-- START OF Data in this exercise --

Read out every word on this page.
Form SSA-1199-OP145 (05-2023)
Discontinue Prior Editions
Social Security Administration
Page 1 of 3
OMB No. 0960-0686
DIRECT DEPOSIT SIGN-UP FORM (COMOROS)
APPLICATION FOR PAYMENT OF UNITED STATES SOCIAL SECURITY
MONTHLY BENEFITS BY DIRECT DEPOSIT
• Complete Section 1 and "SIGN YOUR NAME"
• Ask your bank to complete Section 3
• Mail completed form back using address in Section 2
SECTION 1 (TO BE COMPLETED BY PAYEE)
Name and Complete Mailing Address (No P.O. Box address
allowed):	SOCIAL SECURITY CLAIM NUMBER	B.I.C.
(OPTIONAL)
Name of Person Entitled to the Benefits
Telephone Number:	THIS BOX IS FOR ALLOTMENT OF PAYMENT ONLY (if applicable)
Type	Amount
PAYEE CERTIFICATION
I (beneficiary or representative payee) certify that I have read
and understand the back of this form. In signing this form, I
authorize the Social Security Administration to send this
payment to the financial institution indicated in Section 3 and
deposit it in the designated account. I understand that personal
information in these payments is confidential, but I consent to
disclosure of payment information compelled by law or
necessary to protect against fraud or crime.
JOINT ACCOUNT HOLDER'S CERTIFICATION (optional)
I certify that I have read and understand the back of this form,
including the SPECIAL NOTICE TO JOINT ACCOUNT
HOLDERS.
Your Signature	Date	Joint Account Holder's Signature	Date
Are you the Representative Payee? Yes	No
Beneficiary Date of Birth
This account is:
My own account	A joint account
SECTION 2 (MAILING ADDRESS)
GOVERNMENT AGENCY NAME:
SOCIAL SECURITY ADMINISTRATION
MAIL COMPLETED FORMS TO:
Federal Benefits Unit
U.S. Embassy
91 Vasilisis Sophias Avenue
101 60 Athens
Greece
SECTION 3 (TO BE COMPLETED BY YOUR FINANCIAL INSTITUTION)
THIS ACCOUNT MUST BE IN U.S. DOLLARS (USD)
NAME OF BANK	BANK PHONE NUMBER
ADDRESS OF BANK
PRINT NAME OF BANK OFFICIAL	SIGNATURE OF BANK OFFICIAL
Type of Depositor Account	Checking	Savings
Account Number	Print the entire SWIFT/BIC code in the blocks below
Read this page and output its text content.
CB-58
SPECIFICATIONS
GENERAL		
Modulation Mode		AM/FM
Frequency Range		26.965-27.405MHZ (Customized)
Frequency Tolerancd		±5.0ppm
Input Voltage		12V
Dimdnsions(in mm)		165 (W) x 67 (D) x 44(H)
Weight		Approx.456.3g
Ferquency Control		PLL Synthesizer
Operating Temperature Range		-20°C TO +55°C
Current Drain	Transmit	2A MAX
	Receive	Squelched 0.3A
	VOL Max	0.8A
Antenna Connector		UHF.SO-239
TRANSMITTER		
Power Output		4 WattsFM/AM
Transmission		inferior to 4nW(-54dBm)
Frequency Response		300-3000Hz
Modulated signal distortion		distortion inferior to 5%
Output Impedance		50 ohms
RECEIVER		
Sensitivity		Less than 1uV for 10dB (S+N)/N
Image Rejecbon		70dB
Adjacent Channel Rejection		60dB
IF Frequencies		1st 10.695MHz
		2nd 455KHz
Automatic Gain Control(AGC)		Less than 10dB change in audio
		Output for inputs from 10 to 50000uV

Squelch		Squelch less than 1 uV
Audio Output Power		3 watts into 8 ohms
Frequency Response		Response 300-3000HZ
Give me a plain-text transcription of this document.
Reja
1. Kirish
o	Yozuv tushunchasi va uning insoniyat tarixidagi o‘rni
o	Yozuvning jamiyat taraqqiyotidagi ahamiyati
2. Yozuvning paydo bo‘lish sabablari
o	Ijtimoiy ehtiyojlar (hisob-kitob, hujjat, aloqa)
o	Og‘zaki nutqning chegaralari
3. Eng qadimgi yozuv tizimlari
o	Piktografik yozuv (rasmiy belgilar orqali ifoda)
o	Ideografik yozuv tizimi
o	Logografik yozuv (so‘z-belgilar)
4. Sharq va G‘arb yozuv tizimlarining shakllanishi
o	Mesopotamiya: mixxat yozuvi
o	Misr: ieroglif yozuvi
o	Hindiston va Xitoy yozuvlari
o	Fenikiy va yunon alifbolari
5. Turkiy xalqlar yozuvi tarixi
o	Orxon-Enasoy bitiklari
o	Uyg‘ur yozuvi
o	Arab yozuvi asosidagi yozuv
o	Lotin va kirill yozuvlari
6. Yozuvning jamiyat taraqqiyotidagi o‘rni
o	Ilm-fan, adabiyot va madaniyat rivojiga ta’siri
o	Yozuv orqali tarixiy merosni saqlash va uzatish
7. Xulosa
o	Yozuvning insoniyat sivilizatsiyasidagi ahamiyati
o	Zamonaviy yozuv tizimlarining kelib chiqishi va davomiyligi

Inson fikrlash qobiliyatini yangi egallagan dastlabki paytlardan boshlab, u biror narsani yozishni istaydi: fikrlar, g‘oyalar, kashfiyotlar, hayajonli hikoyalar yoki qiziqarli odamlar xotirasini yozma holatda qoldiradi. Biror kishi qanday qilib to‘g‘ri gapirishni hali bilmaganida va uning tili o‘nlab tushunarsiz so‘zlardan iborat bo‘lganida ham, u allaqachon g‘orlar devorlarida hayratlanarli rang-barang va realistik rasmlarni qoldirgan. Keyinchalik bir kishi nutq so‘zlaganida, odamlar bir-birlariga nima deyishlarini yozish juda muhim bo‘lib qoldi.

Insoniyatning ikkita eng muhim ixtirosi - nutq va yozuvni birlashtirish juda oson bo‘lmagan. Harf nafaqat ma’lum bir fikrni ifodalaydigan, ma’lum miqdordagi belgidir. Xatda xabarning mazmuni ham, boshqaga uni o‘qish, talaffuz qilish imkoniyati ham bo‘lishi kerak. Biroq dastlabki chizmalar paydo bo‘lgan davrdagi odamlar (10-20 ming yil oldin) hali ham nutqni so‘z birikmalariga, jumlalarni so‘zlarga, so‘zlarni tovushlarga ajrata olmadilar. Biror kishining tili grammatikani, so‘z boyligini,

-- END OF Data in this exercise --

*Job*
Reproduce all of the records exactly.

*Response to the task*
Read out every word on this page.
Form SSA-1199-OP145 (05-2023)
Discontinue Prior Editions
Social Security Administration
Page 1 of 3
OMB No. 0960-0686
DIRECT DEPOSIT SIGN-UP FORM (COMOROS)
APPLICATION FOR PAYMENT OF UNITED STATES SOCIAL SECURITY
MONTHLY BENEFITS BY DIRECT DEPOSIT
• Complete Section 1 and "SIGN YOUR NAME"
• Ask your bank to complete Section 3
• Mail completed form back using address in Section 2
SECTION 1 (TO BE COMPLETED BY PAYEE)
Name and Complete Mailing Address (No P.O. Box address
allowed):	SOCIAL SECURITY CLAIM NUMBER	B.I.C.
(OPTIONAL)
Name of Person Entitled to the Benefits
Telephone Number:	THIS BOX IS FOR ALLOTMENT OF PAYMENT ONLY (if applicable)
Type	Amount
PAYEE CERTIFICATION
I (beneficiary or representative payee) certify that I have read
and understand the back of this form. In signing this form, I
authorize the Social Security Administration to send this
payment to the financial institution indicated in Section 3 and
deposit it in the designated account. I understand that personal
information in these payments is confidential, but I consent to
disclosure of payment information compelled by law or
necessary to protect against fraud or crime.
JOINT ACCOUNT HOLDER'S CERTIFICATION (optional)
I certify that I have read and understand the back of this form,
including the SPECIAL NOTICE TO JOINT ACCOUNT
HOLDERS.
Your Signature	Date	Joint Account Holder's Signature	Date
Are you the Representative Payee? Yes	No
Beneficiary Date of Birth
This account is:
My own account	A joint account
SECTION 2 (MAILING ADDRESS)
GOVERNMENT AGENCY NAME:
SOCIAL SECURITY ADMINISTRATION
MAIL COMPLETED FORMS TO:
Federal Benefits Unit
U.S. Embassy
91 Vasilisis Sophias Avenue
101 60 Athens
Greece
SECTION 3 (TO BE COMPLETED BY YOUR FINANCIAL INSTITUTION)
THIS ACCOUNT MUST BE IN U.S. DOLLARS (USD)
NAME OF BANK	BANK PHONE NUMBER
ADDRESS OF BANK
PRINT NAME OF BANK OFFICIAL	SIGNATURE OF BANK OFFICIAL
Type of Depositor Account	Checking	Savings
Account Number	Print the entire SWIFT/BIC code in the blocks below
Read this page and output its text content.
CB-58
SPECIFICATIONS
GENERAL		
Modulation Mode		AM/FM
Frequency Range		26.965-27.405MHZ (Customized)
Frequency Tolerancd		±5.0ppm
Input Voltage		12V
Dimdnsions(in mm)		165 (W) x 67 (D) x 44(H)
Weight		Approx.456.3g
Ferquency Control		PLL Synthesizer
Operating Temperature Range		-20°C TO +55°C
Current Drain	Transmit	2A MAX
	Receive	Squelched 0.3A
	VOL Max	0.8A
Antenna Connector		UHF.SO-239
TRANSMITTER		
Power Output		4 WattsFM/AM
Transmission		inferior to 4nW(-54dBm)
Frequency Response		300-3000Hz
Modulated signal distortion		distortion inferior to 5%
Output Impedance		50 ohms
RECEIVER		
Sensitivity		Less than 1uV for 10dB (S+N)/N
Image Rejecbon		70dB
Adjacent Channel Rejection		60dB
IF Frequencies		1st 10.695MHz
		2nd 455KHz
Automatic Gain Control(AGC)		Less than 10dB change in audio
		Output for inputs from 10 to 50000uV

Squelch		Squelch less than 1 uV
Audio Output Power		3 watts into 8 ohms
Frequency Response		Response 300-3000HZ
Give me a plain-text transcription of this document.
Reja
1. Kirish
o	Yozuv tushunchasi va uning insoniyat tarixidagi o‘rni
o	Yozuvning jamiyat taraqqiyotidagi ahamiyati
2. Yozuvning paydo bo‘lish sabablari
o	Ijtimoiy ehtiyojlar (hisob-kitob, hujjat, aloqa)
o	Og‘zaki nutqning chegaralari
3. Eng qadimgi yozuv tizimlari
o	Piktografik yozuv (rasmiy belgilar orqali ifoda)
o	Ideografik yozuv tizimi
o	Logografik yozuv (so‘z-belgilar)
4. Sharq va G‘arb yozuv tizimlarining shakllanishi
o	Mesopotamiya: mixxat yozuvi
o	Misr: ieroglif yozuvi
o	Hindiston va Xitoy yozuvlari
o	Fenikiy va yunon alifbolari
5. Turkiy xalqlar yozuvi tarixi
o	Orxon-Enasoy bitiklari
o	Uyg‘ur yozuvi
o	Arab yozuvi asosidagi yozuv
o	Lotin va kirill yozuvlari
6. Yozuvning jamiyat taraqqiyotidagi o‘rni
o	Ilm-fan, adabiyot va madaniyat rivojiga ta’siri
o	Yozuv orqali tarixiy merosni saqlash va uzatish
7. Xulosa
o	Yozuvning insoniyat sivilizatsiyasidagi ahamiyati
o	Zamonaviy yozuv tizimlarining kelib chiqishi va davomiyligi

Inson fikrlash qobiliyatini yangi egallagan dastlabki paytlardan boshlab, u biror narsani yozishni istaydi: fikrlar, g‘oyalar, kashfiyotlar, hayajonli hikoyalar yoki qiziqarli odamlar xotirasini yozma holatda qoldiradi. Biror kishi qanday qilib to‘g‘ri gapirishni hali bilmaganida va uning tili o‘nlab tushunarsiz so‘zlardan iborat bo‘lganida ham, u allaqachon g‘orlar devorlarida hayratlanarli rang-barang va realistik rasmlarni qoldirgan. Keyinchalik bir kishi nutq so‘zlaganida, odamlar bir-birlariga nima deyishlarini yozish juda muhim bo‘lib qoldi.

Insoniyatning ikkita eng muhim ixtirosi - nutq va yozuvni birlashtirish juda oson bo‘lmagan. Harf nafaqat ma’lum bir fikrni ifodalaydigan, ma’lum miqdordagi belgidir. Xatda xabarning mazmuni ham, boshqaga uni o‘qish, talaffuz qilish imkoniyati ham bo‘lishi kerak. Biroq dastlabki chizmalar paydo bo‘lgan davrdagi odamlar (10-20 ming yil oldin) hali ham nutqni so‘z birikmalariga, jumlalarni so‘zlarga, so‘zlarni tovushlarga ajrata olmadilar. Biror kishining tili grammatikani, so‘z boyligini,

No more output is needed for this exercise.